=== The data ===
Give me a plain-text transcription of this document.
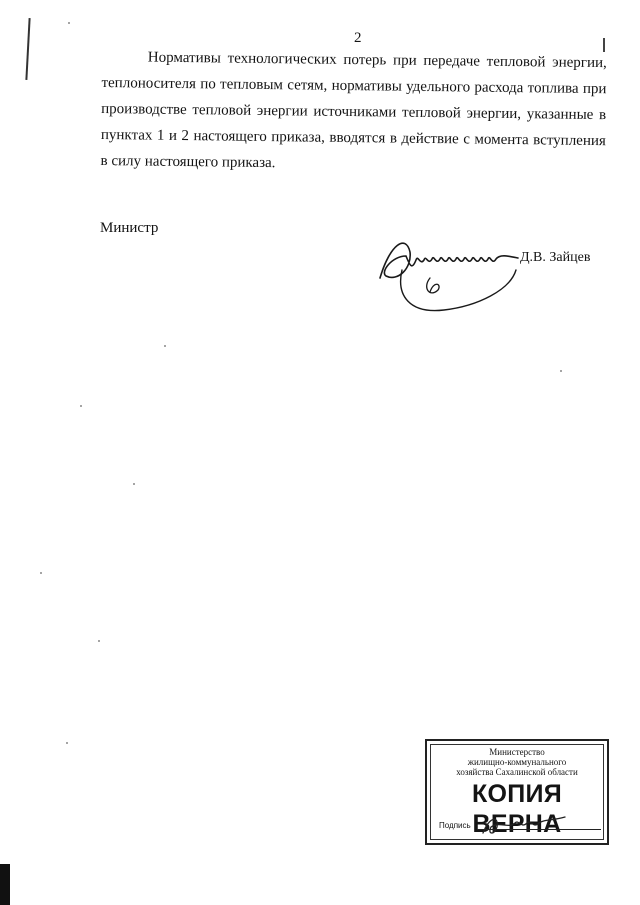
2

Нормативы технологических потерь при передаче тепловой энергии, теплоносителя по тепловым сетям, нормативы удельного расхода топлива при производстве тепловой энергии источниками тепловой энергии, указанные в пунктах 1 и 2 настоящего приказа, вводятся в действие с момента вступления в силу настоящего приказа.

Министр
Д.В. Зайцев
Министерство
жилищно-коммунального
хозяйства Сахалинской области
КОПИЯ ВЕРНА
Подпись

=== Directions for this task ===
Each entry above should be reproduced exactly, with the pictures removed.

=== Response for this exercise ===
Give me a plain-text transcription of this document.
2

Нормативы технологических потерь при передаче тепловой энергии, теплоносителя по тепловым сетям, нормативы удельного расхода топлива при производстве тепловой энергии источниками тепловой энергии, указанные в пунктах 1 и 2 настоящего приказа, вводятся в действие с момента вступления в силу настоящего приказа.

Министр
Д.В. Зайцев
Министерство
жилищно-коммунального
хозяйства Сахалинской области
КОПИЯ ВЕРНА
Подпись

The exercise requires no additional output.